Work to be completed:
Omit images. Retype all entries verbatim.

Extracted data:
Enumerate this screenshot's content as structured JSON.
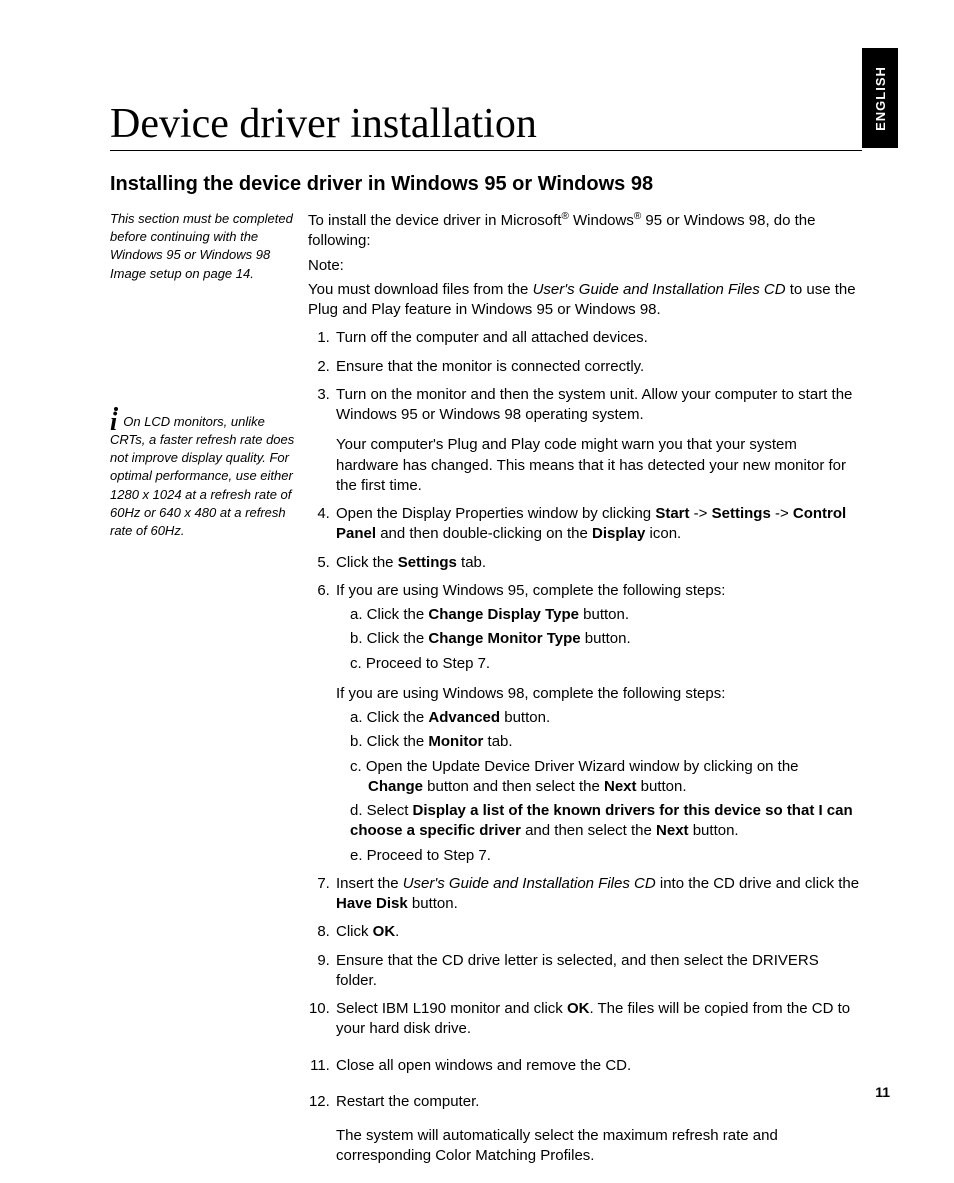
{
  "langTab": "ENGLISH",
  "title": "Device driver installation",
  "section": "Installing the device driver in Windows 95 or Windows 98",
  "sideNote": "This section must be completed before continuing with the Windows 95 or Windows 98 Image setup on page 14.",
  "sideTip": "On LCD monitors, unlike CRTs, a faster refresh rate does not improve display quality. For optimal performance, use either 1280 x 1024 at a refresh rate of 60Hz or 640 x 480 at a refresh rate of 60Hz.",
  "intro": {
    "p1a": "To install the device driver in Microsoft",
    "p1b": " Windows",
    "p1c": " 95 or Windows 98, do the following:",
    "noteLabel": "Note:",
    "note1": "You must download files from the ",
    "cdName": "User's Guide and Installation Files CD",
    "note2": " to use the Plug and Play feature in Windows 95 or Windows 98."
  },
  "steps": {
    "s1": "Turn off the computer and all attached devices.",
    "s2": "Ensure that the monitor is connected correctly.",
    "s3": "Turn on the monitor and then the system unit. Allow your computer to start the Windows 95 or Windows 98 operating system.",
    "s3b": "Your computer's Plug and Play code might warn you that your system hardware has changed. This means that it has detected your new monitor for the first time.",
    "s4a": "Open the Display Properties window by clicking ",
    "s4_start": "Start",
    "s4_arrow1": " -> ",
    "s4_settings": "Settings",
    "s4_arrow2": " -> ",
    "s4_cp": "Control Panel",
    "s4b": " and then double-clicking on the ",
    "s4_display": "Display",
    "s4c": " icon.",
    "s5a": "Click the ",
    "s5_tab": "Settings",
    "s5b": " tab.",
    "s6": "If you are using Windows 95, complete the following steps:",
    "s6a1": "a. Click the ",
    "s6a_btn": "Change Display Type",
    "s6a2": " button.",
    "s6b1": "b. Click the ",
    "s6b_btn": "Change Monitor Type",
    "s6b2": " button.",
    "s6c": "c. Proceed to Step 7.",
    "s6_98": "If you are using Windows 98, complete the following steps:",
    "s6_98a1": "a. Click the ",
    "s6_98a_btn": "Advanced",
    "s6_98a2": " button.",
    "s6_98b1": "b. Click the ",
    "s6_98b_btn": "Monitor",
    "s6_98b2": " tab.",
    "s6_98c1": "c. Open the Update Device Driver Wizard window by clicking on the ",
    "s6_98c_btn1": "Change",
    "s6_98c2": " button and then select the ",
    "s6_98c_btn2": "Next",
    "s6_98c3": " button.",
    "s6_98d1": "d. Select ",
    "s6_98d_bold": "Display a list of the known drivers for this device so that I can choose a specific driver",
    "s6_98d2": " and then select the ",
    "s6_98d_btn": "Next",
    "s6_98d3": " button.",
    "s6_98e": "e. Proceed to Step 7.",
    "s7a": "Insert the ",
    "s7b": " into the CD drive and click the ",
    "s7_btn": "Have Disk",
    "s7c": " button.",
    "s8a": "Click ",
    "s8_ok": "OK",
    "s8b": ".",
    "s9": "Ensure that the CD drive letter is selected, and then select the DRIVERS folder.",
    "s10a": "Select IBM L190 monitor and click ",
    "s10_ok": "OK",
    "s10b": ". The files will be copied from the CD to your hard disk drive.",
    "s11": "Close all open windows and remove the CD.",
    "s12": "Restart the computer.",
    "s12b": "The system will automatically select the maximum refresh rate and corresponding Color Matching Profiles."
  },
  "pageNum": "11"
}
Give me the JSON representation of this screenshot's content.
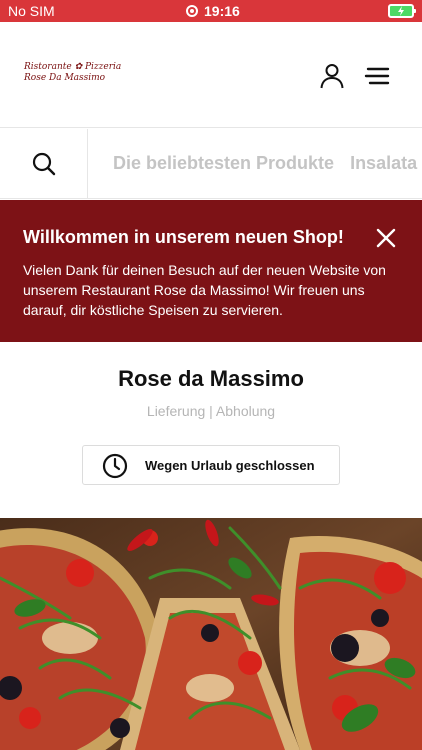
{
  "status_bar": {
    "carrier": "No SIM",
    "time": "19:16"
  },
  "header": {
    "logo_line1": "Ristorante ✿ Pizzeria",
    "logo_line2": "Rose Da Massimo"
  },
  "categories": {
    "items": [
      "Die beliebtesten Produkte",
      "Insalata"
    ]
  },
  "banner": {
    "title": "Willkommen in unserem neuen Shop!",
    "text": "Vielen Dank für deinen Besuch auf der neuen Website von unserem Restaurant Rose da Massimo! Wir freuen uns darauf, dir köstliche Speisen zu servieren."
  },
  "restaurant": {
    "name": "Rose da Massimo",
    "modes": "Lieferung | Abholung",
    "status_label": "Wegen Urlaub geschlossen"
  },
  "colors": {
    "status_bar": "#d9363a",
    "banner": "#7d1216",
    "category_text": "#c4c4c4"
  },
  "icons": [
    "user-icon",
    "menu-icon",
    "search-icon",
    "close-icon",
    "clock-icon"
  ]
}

Finished exercise:
Enumerate this screenshot's content as structured JSON.
{
  "langTab": "ENGLISH",
  "title": "Device driver installation",
  "section": "Installing the device driver in Windows 95 or Windows 98",
  "sideNote": "This section must be completed before continuing with the Windows 95 or Windows 98 Image setup on page 14.",
  "sideTip": "On LCD monitors, unlike CRTs, a faster refresh rate does not improve display quality. For optimal performance, use either 1280 x 1024 at a refresh rate of 60Hz or 640 x 480 at a refresh rate of 60Hz.",
  "intro": {
    "p1a": "To install the device driver in Microsoft",
    "p1b": " Windows",
    "p1c": " 95 or Windows 98, do the following:",
    "noteLabel": "Note:",
    "note1": "You must download files from the ",
    "cdName": "User's Guide and Installation Files CD",
    "note2": " to use the Plug and Play feature in Windows 95 or Windows 98."
  },
  "steps": {
    "s1": "Turn off the computer and all attached devices.",
    "s2": "Ensure that the monitor is connected correctly.",
    "s3": "Turn on the monitor and then the system unit. Allow your computer to start the Windows 95 or Windows 98 operating system.",
    "s3b": "Your computer's Plug and Play code might warn you that your system hardware has changed. This means that it has detected your new monitor for the first time.",
    "s4a": "Open the Display Properties window by clicking ",
    "s4_start": "Start",
    "s4_arrow1": " -> ",
    "s4_settings": "Settings",
    "s4_arrow2": " -> ",
    "s4_cp": "Control Panel",
    "s4b": " and then double-clicking on the ",
    "s4_display": "Display",
    "s4c": " icon.",
    "s5a": "Click the ",
    "s5_tab": "Settings",
    "s5b": " tab.",
    "s6": "If you are using Windows 95, complete the following steps:",
    "s6a1": "a. Click the ",
    "s6a_btn": "Change Display Type",
    "s6a2": " button.",
    "s6b1": "b. Click the ",
    "s6b_btn": "Change Monitor Type",
    "s6b2": " button.",
    "s6c": "c. Proceed to Step 7.",
    "s6_98": "If you are using Windows 98, complete the following steps:",
    "s6_98a1": "a. Click the ",
    "s6_98a_btn": "Advanced",
    "s6_98a2": " button.",
    "s6_98b1": "b. Click the ",
    "s6_98b_btn": "Monitor",
    "s6_98b2": " tab.",
    "s6_98c1": "c. Open the Update Device Driver Wizard window by clicking on the ",
    "s6_98c_btn1": "Change",
    "s6_98c2": " button and then select the ",
    "s6_98c_btn2": "Next",
    "s6_98c3": " button.",
    "s6_98d1": "d. Select ",
    "s6_98d_bold": "Display a list of the known drivers for this device so that I can choose a specific driver",
    "s6_98d2": " and then select the ",
    "s6_98d_btn": "Next",
    "s6_98d3": " button.",
    "s6_98e": "e. Proceed to Step 7.",
    "s7a": "Insert the ",
    "s7b": " into the CD drive and click the ",
    "s7_btn": "Have Disk",
    "s7c": " button.",
    "s8a": "Click ",
    "s8_ok": "OK",
    "s8b": ".",
    "s9": "Ensure that the CD drive letter is selected, and then select the DRIVERS folder.",
    "s10a": "Select IBM L190 monitor and click ",
    "s10_ok": "OK",
    "s10b": ". The files will be copied from the CD to your hard disk drive.",
    "s11": "Close all open windows and remove the CD.",
    "s12": "Restart the computer.",
    "s12b": "The system will automatically select the maximum refresh rate and corresponding Color Matching Profiles."
  },
  "pageNum": "11"
}
Give me the JSON representation of this screenshot's content.
{
  "status_bar": {
    "carrier": "No SIM",
    "time": "19:16"
  },
  "header": {
    "logo_line1": "Ristorante ✿ Pizzeria",
    "logo_line2": "Rose Da Massimo"
  },
  "categories": {
    "items": [
      "Die beliebtesten Produkte",
      "Insalata"
    ]
  },
  "banner": {
    "title": "Willkommen in unserem neuen Shop!",
    "text": "Vielen Dank für deinen Besuch auf der neuen Website von unserem Restaurant Rose da Massimo! Wir freuen uns darauf, dir köstliche Speisen zu servieren."
  },
  "restaurant": {
    "name": "Rose da Massimo",
    "modes": "Lieferung | Abholung",
    "status_label": "Wegen Urlaub geschlossen"
  },
  "colors": {
    "status_bar": "#d9363a",
    "banner": "#7d1216",
    "category_text": "#c4c4c4"
  },
  "icons": [
    "user-icon",
    "menu-icon",
    "search-icon",
    "close-icon",
    "clock-icon"
  ]
}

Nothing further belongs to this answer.